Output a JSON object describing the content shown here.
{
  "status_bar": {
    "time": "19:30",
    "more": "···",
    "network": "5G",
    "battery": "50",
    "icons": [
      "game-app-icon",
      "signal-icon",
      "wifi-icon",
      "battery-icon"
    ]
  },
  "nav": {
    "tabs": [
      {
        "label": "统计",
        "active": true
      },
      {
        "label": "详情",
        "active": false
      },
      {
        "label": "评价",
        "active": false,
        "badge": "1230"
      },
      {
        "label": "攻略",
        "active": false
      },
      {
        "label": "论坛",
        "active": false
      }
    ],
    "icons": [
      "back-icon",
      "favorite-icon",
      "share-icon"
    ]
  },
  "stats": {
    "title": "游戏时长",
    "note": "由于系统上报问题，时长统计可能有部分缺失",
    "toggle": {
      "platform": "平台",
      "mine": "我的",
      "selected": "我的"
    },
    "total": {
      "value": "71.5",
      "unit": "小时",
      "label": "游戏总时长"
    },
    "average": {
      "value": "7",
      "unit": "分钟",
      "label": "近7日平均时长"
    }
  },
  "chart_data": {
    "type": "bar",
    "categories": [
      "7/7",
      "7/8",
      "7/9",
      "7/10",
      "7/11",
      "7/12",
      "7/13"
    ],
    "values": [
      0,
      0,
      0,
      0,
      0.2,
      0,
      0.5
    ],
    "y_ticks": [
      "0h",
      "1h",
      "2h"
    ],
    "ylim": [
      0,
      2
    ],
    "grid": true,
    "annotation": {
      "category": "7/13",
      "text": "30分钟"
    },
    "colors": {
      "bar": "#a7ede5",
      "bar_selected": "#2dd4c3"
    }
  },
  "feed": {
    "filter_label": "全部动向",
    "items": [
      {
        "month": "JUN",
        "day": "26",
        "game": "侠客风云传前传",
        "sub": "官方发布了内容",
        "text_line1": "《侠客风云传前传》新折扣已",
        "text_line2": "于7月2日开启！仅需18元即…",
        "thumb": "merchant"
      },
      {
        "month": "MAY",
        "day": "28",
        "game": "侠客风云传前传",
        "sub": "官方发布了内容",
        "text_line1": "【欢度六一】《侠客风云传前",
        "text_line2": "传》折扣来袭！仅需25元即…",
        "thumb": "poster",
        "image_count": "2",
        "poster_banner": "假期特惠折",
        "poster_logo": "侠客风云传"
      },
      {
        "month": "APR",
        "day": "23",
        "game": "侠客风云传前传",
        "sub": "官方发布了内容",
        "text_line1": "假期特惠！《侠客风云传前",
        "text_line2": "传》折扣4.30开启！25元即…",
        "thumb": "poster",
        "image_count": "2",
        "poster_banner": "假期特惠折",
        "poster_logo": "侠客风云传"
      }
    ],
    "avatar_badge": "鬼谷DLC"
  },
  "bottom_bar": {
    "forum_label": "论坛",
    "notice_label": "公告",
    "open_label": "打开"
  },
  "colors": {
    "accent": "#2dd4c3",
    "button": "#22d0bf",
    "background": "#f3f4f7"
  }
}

Description of the task
Your task is to repeat each line of the material exactly.

Final answer
Output a JSON object describing the content shown here.
{
  "status_bar": {
    "time": "19:30",
    "more": "···",
    "network": "5G",
    "battery": "50",
    "icons": [
      "game-app-icon",
      "signal-icon",
      "wifi-icon",
      "battery-icon"
    ]
  },
  "nav": {
    "tabs": [
      {
        "label": "统计",
        "active": true
      },
      {
        "label": "详情",
        "active": false
      },
      {
        "label": "评价",
        "active": false,
        "badge": "1230"
      },
      {
        "label": "攻略",
        "active": false
      },
      {
        "label": "论坛",
        "active": false
      }
    ],
    "icons": [
      "back-icon",
      "favorite-icon",
      "share-icon"
    ]
  },
  "stats": {
    "title": "游戏时长",
    "note": "由于系统上报问题，时长统计可能有部分缺失",
    "toggle": {
      "platform": "平台",
      "mine": "我的",
      "selected": "我的"
    },
    "total": {
      "value": "71.5",
      "unit": "小时",
      "label": "游戏总时长"
    },
    "average": {
      "value": "7",
      "unit": "分钟",
      "label": "近7日平均时长"
    }
  },
  "chart_data": {
    "type": "bar",
    "categories": [
      "7/7",
      "7/8",
      "7/9",
      "7/10",
      "7/11",
      "7/12",
      "7/13"
    ],
    "values": [
      0,
      0,
      0,
      0,
      0.2,
      0,
      0.5
    ],
    "y_ticks": [
      "0h",
      "1h",
      "2h"
    ],
    "ylim": [
      0,
      2
    ],
    "grid": true,
    "annotation": {
      "category": "7/13",
      "text": "30分钟"
    },
    "colors": {
      "bar": "#a7ede5",
      "bar_selected": "#2dd4c3"
    }
  },
  "feed": {
    "filter_label": "全部动向",
    "items": [
      {
        "month": "JUN",
        "day": "26",
        "game": "侠客风云传前传",
        "sub": "官方发布了内容",
        "text_line1": "《侠客风云传前传》新折扣已",
        "text_line2": "于7月2日开启！仅需18元即…",
        "thumb": "merchant"
      },
      {
        "month": "MAY",
        "day": "28",
        "game": "侠客风云传前传",
        "sub": "官方发布了内容",
        "text_line1": "【欢度六一】《侠客风云传前",
        "text_line2": "传》折扣来袭！仅需25元即…",
        "thumb": "poster",
        "image_count": "2",
        "poster_banner": "假期特惠折",
        "poster_logo": "侠客风云传"
      },
      {
        "month": "APR",
        "day": "23",
        "game": "侠客风云传前传",
        "sub": "官方发布了内容",
        "text_line1": "假期特惠！《侠客风云传前",
        "text_line2": "传》折扣4.30开启！25元即…",
        "thumb": "poster",
        "image_count": "2",
        "poster_banner": "假期特惠折",
        "poster_logo": "侠客风云传"
      }
    ],
    "avatar_badge": "鬼谷DLC"
  },
  "bottom_bar": {
    "forum_label": "论坛",
    "notice_label": "公告",
    "open_label": "打开"
  },
  "colors": {
    "accent": "#2dd4c3",
    "button": "#22d0bf",
    "background": "#f3f4f7"
  }
}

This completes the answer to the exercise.